Collected data entries:
========================================================================
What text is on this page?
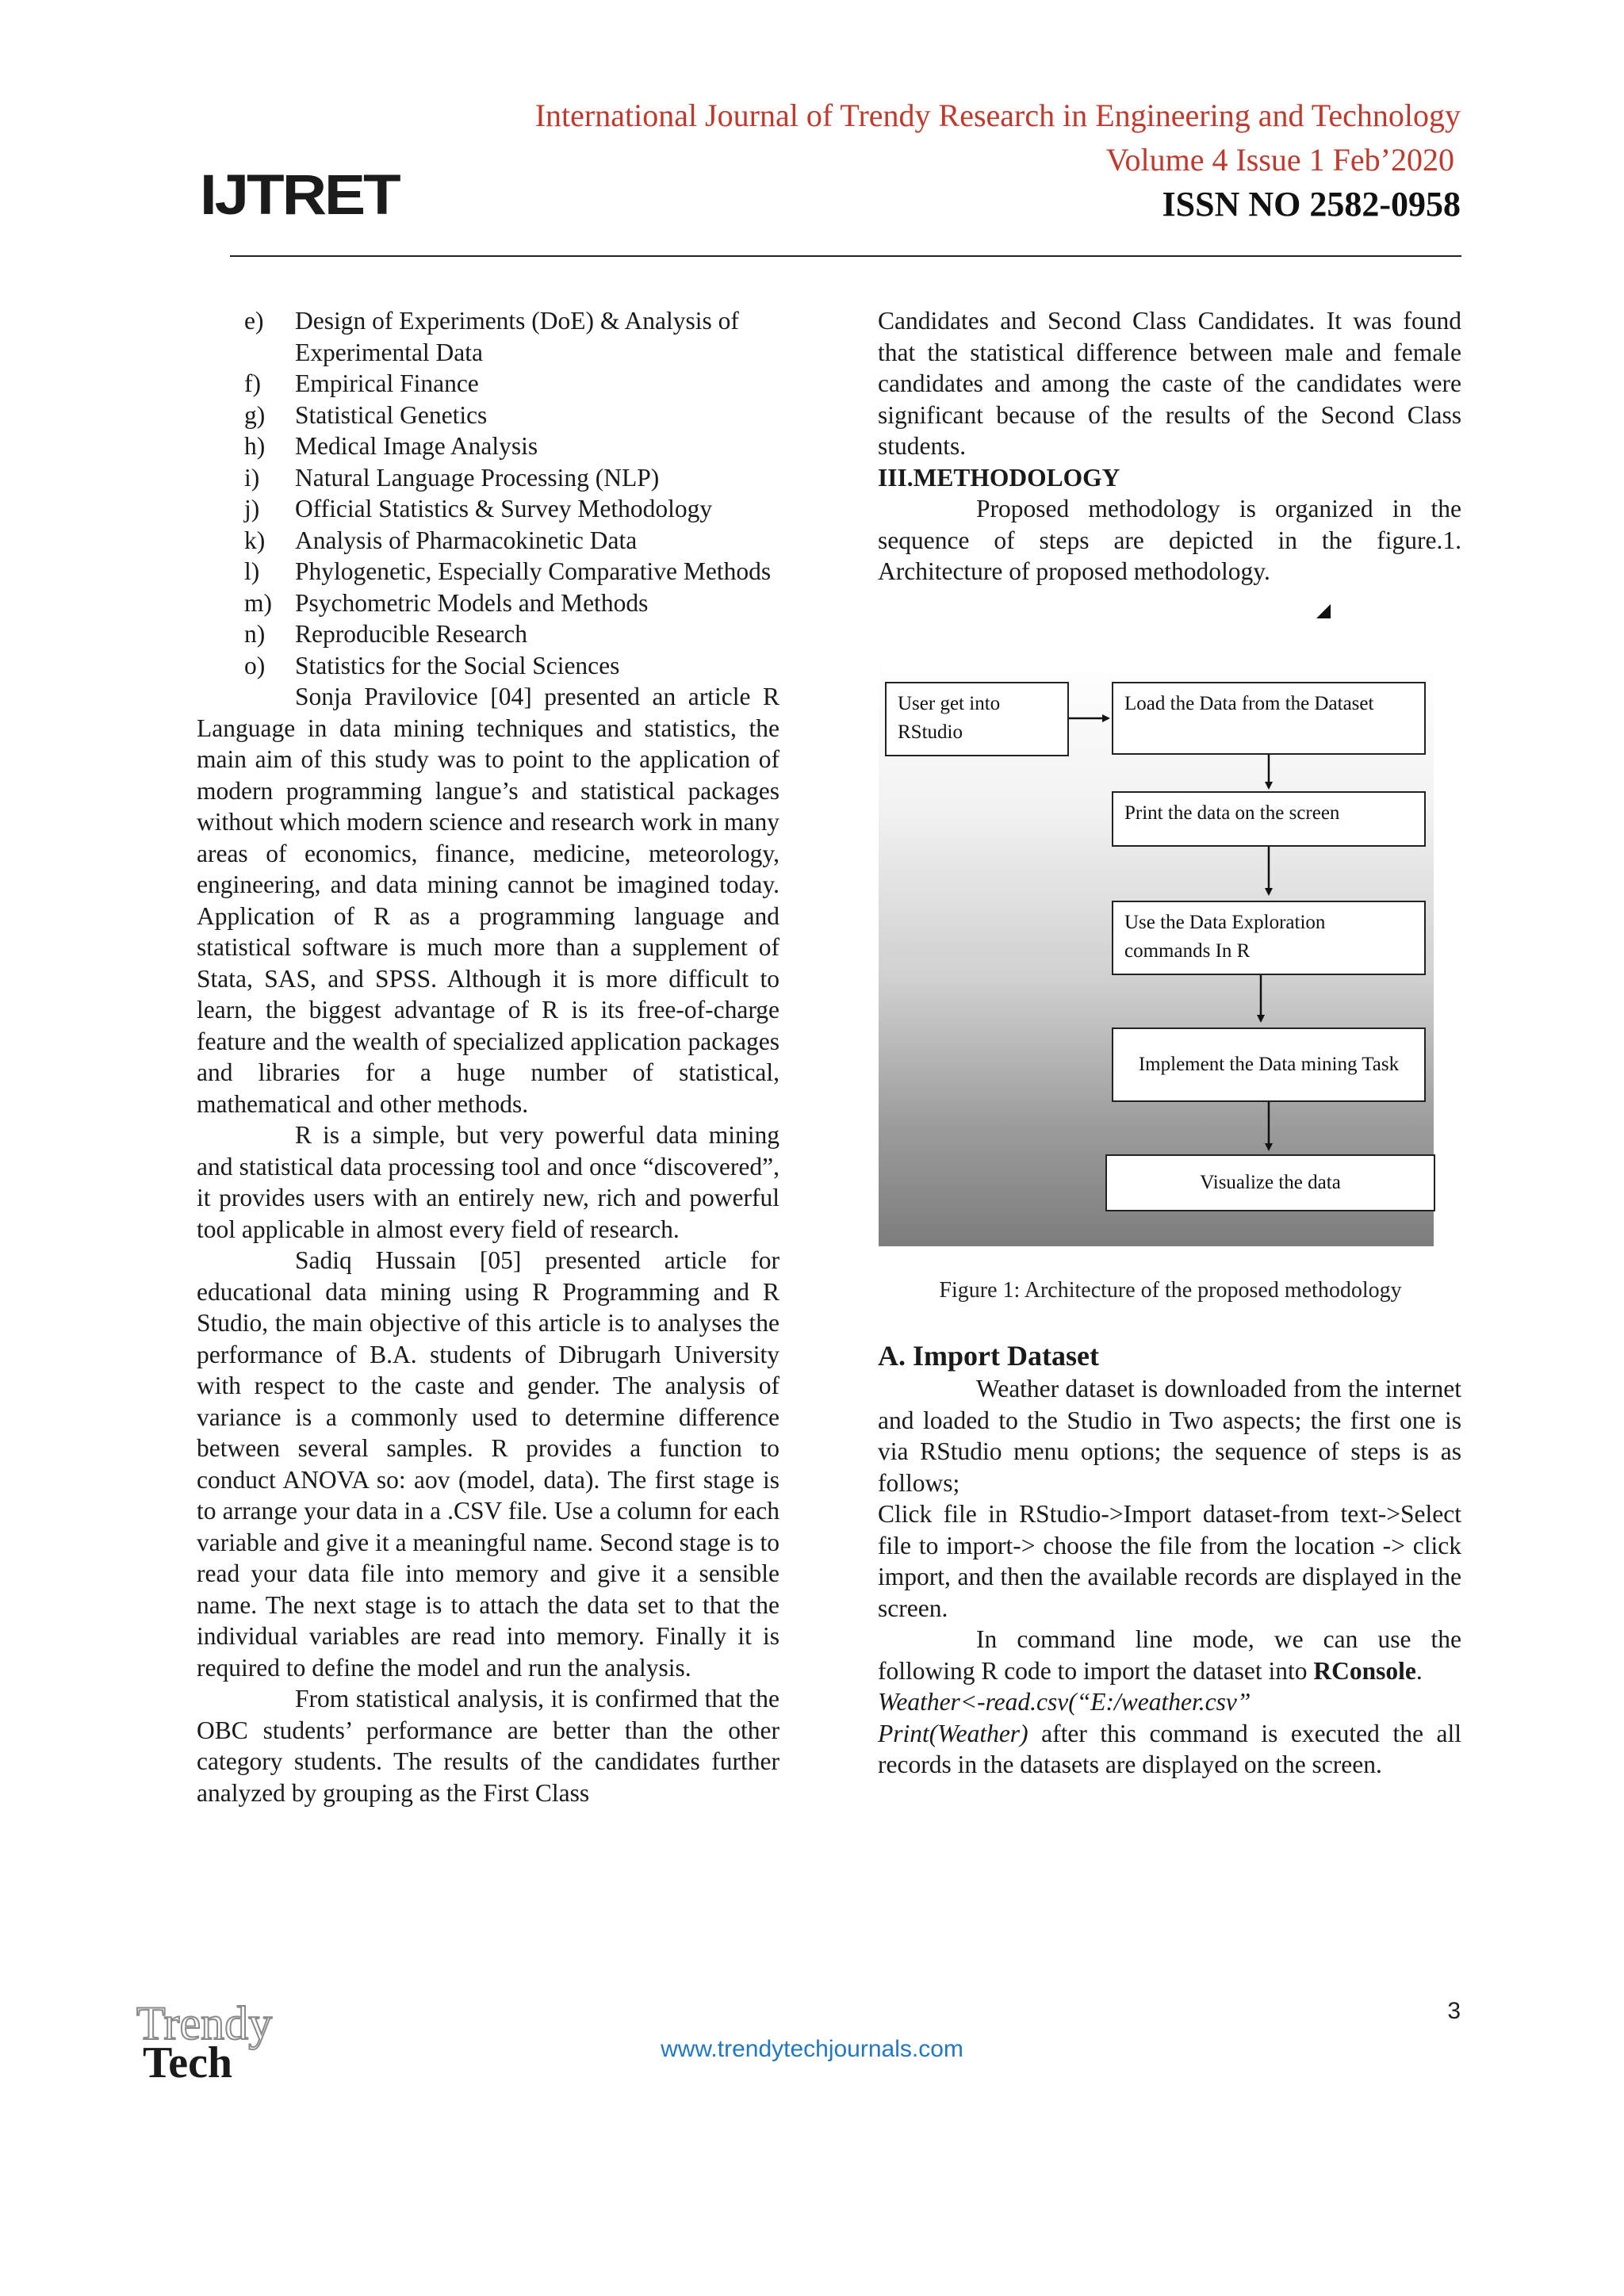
IJTRET
International Journal of Trendy Research in Engineering and Technology
Volume 4 Issue 1 Feb’2020
ISSN NO 2582-0958
e)	Design of Experiments (DoE) & Analysis of Experimental Data
f)	Empirical Finance
g)	Statistical Genetics
h)	Medical Image Analysis
i)	Natural Language Processing (NLP)
j)	Official Statistics & Survey Methodology
k)	Analysis of Pharmacokinetic Data
l)	Phylogenetic, Especially Comparative Methods
m) Psychometric Models and Methods
n)	Reproducible Research
o)	Statistics for the Social Sciences

Sonja Pravilovice [04] presented an article R Language in data mining techniques and statistics, the main aim of this study was to point to the application of modern programming langue’s and statistical packages without which modern science and research work in many areas of economics, finance, medicine, meteorology, engineering, and data mining cannot be imagined today. Application of R as a programming language and statistical software is much more than a supplement of Stata, SAS, and SPSS. Although it is more difficult to learn, the biggest advantage of R is its free-of-charge feature and the wealth of specialized application packages and libraries for a huge number of statistical, mathematical and other methods.

R is a simple, but very powerful data mining and statistical data processing tool and once “discovered”, it provides users with an entirely new, rich and powerful tool applicable in almost every field of research.

Sadiq Hussain [05] presented article for educational data mining using R Programming and R Studio, the main objective of this article is to analyses the performance of B.A. students of Dibrugarh University with respect to the caste and gender. The analysis of variance is a commonly used to determine difference between several samples. R provides a function to conduct ANOVA so: aov (model, data). The first stage is to arrange your data in a .CSV file. Use a column for each variable and give it a meaningful name. Second stage is to read your data file into memory and give it a sensible name. The next stage is to attach the data set to that the individual variables are read into memory. Finally it is required to define the model and run the analysis.

From statistical analysis, it is confirmed that the OBC students’ performance are better than the other category students. The results of the candidates further analyzed by grouping as the First Class

Candidates and Second Class Candidates. It was found that the statistical difference between male and female candidates and among the caste of the candidates were significant because of the results of the Second Class students.

III.METHODOLOGY

Proposed methodology is organized in the sequence of steps are depicted in the figure.1. Architecture of proposed methodology.

User get into RStudio
Load the Data from the Dataset
Print the data on the screen
Use the Data Exploration commands In R
Implement the Data mining Task
Visualize the data
Figure 1: Architecture of the proposed methodology

A. Import Dataset

Weather dataset is downloaded from the internet and loaded to the Studio in Two aspects; the first one is via RStudio menu options; the sequence of steps is as follows;

Click file in RStudio->Import dataset-from text->Select file to import-> choose the file from the location -> click import, and then the available records are displayed in the screen.

In command line mode, we can use the following R code to import the dataset into RConsole.

Weather<-read.csv(“E:/weather.csv”

Print(Weather) after this command is executed the all records in the datasets are displayed on the screen.

Trendy
Tech
3
www.trendytechjournals.com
========================================================================
What to do:
Give the number of lines in the records above that contain the word "Print". Reply with that number alone.

Solved exercise:
2